Dataset excerpts —
-------------------------

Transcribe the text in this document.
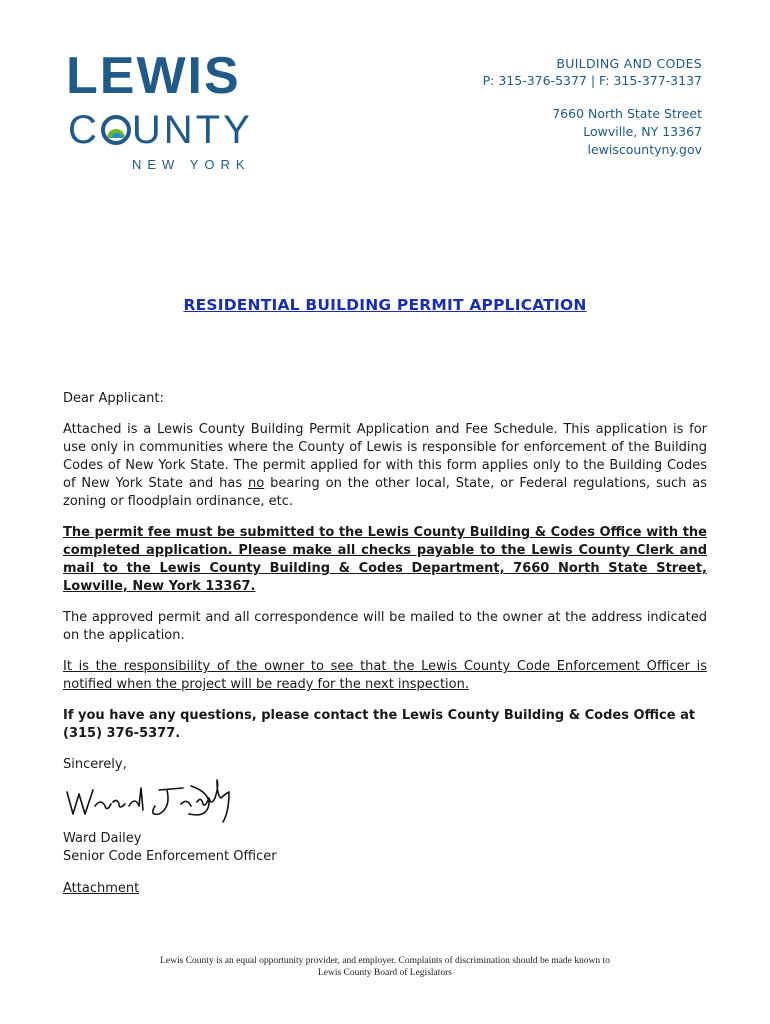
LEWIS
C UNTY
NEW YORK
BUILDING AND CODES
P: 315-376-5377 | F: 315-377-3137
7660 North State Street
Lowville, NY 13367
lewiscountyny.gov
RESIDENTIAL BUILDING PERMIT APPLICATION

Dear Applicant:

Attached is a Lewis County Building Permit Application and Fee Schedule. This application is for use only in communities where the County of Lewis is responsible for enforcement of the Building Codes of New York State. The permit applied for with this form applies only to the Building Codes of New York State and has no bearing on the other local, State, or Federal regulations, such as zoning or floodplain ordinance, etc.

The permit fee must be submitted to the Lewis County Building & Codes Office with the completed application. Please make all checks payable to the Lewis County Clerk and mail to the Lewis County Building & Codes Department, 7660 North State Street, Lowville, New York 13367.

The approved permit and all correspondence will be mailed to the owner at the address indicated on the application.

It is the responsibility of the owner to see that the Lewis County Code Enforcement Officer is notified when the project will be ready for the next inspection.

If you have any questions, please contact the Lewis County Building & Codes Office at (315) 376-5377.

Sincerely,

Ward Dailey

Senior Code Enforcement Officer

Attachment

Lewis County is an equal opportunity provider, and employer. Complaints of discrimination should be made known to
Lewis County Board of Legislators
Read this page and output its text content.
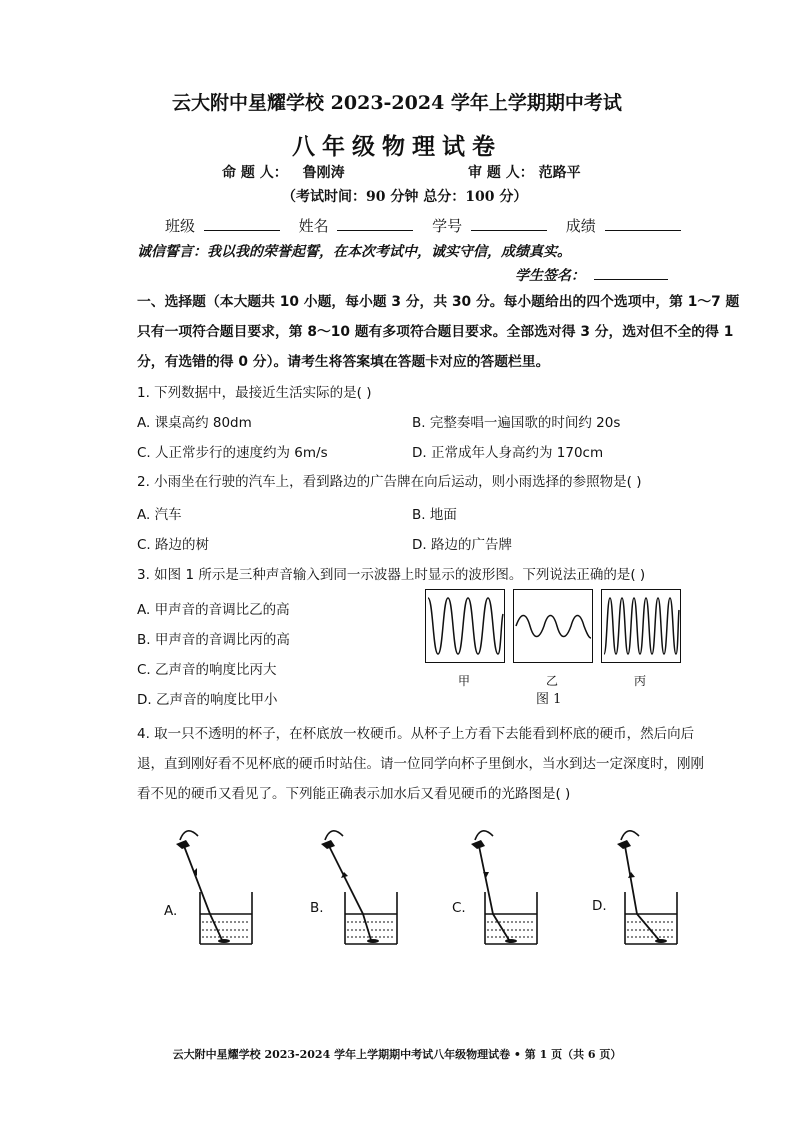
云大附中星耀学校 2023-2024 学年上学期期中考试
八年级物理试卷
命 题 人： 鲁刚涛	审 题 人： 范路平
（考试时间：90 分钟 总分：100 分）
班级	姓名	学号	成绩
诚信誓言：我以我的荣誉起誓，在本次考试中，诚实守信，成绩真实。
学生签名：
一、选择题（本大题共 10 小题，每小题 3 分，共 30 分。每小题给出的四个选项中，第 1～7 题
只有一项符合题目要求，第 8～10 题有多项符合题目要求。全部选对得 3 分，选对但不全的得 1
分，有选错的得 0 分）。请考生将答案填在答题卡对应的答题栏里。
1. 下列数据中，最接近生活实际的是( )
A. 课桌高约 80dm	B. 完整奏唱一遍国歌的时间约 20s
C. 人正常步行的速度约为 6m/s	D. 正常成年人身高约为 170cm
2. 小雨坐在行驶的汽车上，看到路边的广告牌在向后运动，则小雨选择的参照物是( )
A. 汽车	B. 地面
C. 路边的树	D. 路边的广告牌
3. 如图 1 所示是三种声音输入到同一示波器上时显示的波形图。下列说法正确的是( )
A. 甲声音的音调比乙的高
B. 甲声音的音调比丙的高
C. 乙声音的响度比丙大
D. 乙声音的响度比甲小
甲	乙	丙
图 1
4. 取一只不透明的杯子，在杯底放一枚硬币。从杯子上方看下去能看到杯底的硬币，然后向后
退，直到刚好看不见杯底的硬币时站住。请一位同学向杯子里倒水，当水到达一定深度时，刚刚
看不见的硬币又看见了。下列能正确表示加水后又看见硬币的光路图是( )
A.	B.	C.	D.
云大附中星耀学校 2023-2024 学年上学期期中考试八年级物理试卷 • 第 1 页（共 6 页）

-------------------------

Exercise aim —
Copy out the lines in which the string "State" appears.

Completed exercise —
7660 North State Street
Attached is a Lewis County Building Permit Application and Fee Schedule. This application is for use only in communities where the County of Lewis is responsible for enforcement of the Building Codes of New York State. The permit applied for with this form applies only to the Building Codes of New York State and has no bearing on the other local, State, or Federal regulations, such as zoning or floodplain ordinance, etc.
The permit fee must be submitted to the Lewis County Building & Codes Office with the completed application. Please make all checks payable to the Lewis County Clerk and mail to the Lewis County Building & Codes Department, 7660 North State Street, Lowville, New York 13367.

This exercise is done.